Return the entries below verbatim. Pictures stay out.
"""
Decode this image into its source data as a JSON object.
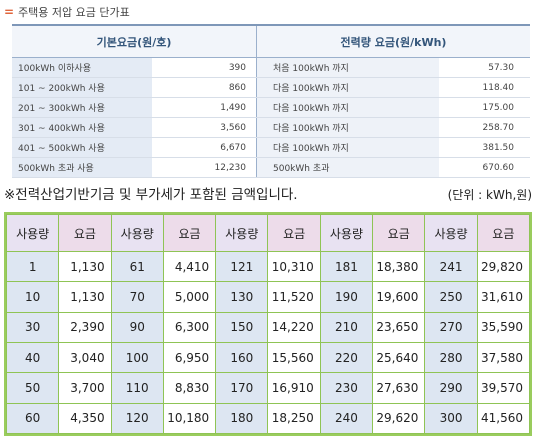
{
  "section": {
    "bullet": "=",
    "title": "주택용 저압 요금 단가표"
  },
  "rate_table": {
    "header_basic": "기본요금(원/호)",
    "header_energy": "전력량 요금(원/kWh)",
    "rows": [
      {
        "range": "100kWh 이하사용",
        "basic": "390",
        "step": "처음 100kWh 까지",
        "rate": "57.30"
      },
      {
        "range": "101 ~ 200kWh 사용",
        "basic": "860",
        "step": "다음 100kWh 까지",
        "rate": "118.40"
      },
      {
        "range": "201 ~ 300kWh 사용",
        "basic": "1,490",
        "step": "다음 100kWh 까지",
        "rate": "175.00"
      },
      {
        "range": "301 ~ 400kWh 사용",
        "basic": "3,560",
        "step": "다음 100kWh 까지",
        "rate": "258.70"
      },
      {
        "range": "401 ~ 500kWh 사용",
        "basic": "6,670",
        "step": "다음 100kWh 까지",
        "rate": "381.50"
      },
      {
        "range": "500kWh 초과 사용",
        "basic": "12,230",
        "step": "500kWh 초과",
        "rate": "670.60"
      }
    ]
  },
  "note": {
    "text": "※전력산업기반기금 및 부가세가 포함된 금액입니다.",
    "unit": "(단위 : kWh,원)"
  },
  "usage_table": {
    "header_usage": "사용량",
    "header_fee": "요금",
    "rows": [
      [
        [
          "1",
          "1,130"
        ],
        [
          "61",
          "4,410"
        ],
        [
          "121",
          "10,310"
        ],
        [
          "181",
          "18,380"
        ],
        [
          "241",
          "29,820"
        ]
      ],
      [
        [
          "10",
          "1,130"
        ],
        [
          "70",
          "5,000"
        ],
        [
          "130",
          "11,520"
        ],
        [
          "190",
          "19,600"
        ],
        [
          "250",
          "31,610"
        ]
      ],
      [
        [
          "30",
          "2,390"
        ],
        [
          "90",
          "6,300"
        ],
        [
          "150",
          "14,220"
        ],
        [
          "210",
          "23,650"
        ],
        [
          "270",
          "35,590"
        ]
      ],
      [
        [
          "40",
          "3,040"
        ],
        [
          "100",
          "6,950"
        ],
        [
          "160",
          "15,560"
        ],
        [
          "220",
          "25,640"
        ],
        [
          "280",
          "37,580"
        ]
      ],
      [
        [
          "50",
          "3,700"
        ],
        [
          "110",
          "8,830"
        ],
        [
          "170",
          "16,910"
        ],
        [
          "230",
          "27,630"
        ],
        [
          "290",
          "39,570"
        ]
      ],
      [
        [
          "60",
          "4,350"
        ],
        [
          "120",
          "10,180"
        ],
        [
          "180",
          "18,250"
        ],
        [
          "240",
          "29,620"
        ],
        [
          "300",
          "41,560"
        ]
      ]
    ]
  }
}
"""
SOLUTION BELOW =
Decode this image into its source data as a JSON object.
{
  "section": {
    "bullet": "=",
    "title": "주택용 저압 요금 단가표"
  },
  "rate_table": {
    "header_basic": "기본요금(원/호)",
    "header_energy": "전력량 요금(원/kWh)",
    "rows": [
      {
        "range": "100kWh 이하사용",
        "basic": "390",
        "step": "처음 100kWh 까지",
        "rate": "57.30"
      },
      {
        "range": "101 ~ 200kWh 사용",
        "basic": "860",
        "step": "다음 100kWh 까지",
        "rate": "118.40"
      },
      {
        "range": "201 ~ 300kWh 사용",
        "basic": "1,490",
        "step": "다음 100kWh 까지",
        "rate": "175.00"
      },
      {
        "range": "301 ~ 400kWh 사용",
        "basic": "3,560",
        "step": "다음 100kWh 까지",
        "rate": "258.70"
      },
      {
        "range": "401 ~ 500kWh 사용",
        "basic": "6,670",
        "step": "다음 100kWh 까지",
        "rate": "381.50"
      },
      {
        "range": "500kWh 초과 사용",
        "basic": "12,230",
        "step": "500kWh 초과",
        "rate": "670.60"
      }
    ]
  },
  "note": {
    "text": "※전력산업기반기금 및 부가세가 포함된 금액입니다.",
    "unit": "(단위 : kWh,원)"
  },
  "usage_table": {
    "header_usage": "사용량",
    "header_fee": "요금",
    "rows": [
      [
        [
          "1",
          "1,130"
        ],
        [
          "61",
          "4,410"
        ],
        [
          "121",
          "10,310"
        ],
        [
          "181",
          "18,380"
        ],
        [
          "241",
          "29,820"
        ]
      ],
      [
        [
          "10",
          "1,130"
        ],
        [
          "70",
          "5,000"
        ],
        [
          "130",
          "11,520"
        ],
        [
          "190",
          "19,600"
        ],
        [
          "250",
          "31,610"
        ]
      ],
      [
        [
          "30",
          "2,390"
        ],
        [
          "90",
          "6,300"
        ],
        [
          "150",
          "14,220"
        ],
        [
          "210",
          "23,650"
        ],
        [
          "270",
          "35,590"
        ]
      ],
      [
        [
          "40",
          "3,040"
        ],
        [
          "100",
          "6,950"
        ],
        [
          "160",
          "15,560"
        ],
        [
          "220",
          "25,640"
        ],
        [
          "280",
          "37,580"
        ]
      ],
      [
        [
          "50",
          "3,700"
        ],
        [
          "110",
          "8,830"
        ],
        [
          "170",
          "16,910"
        ],
        [
          "230",
          "27,630"
        ],
        [
          "290",
          "39,570"
        ]
      ],
      [
        [
          "60",
          "4,350"
        ],
        [
          "120",
          "10,180"
        ],
        [
          "180",
          "18,250"
        ],
        [
          "240",
          "29,620"
        ],
        [
          "300",
          "41,560"
        ]
      ]
    ]
  }
}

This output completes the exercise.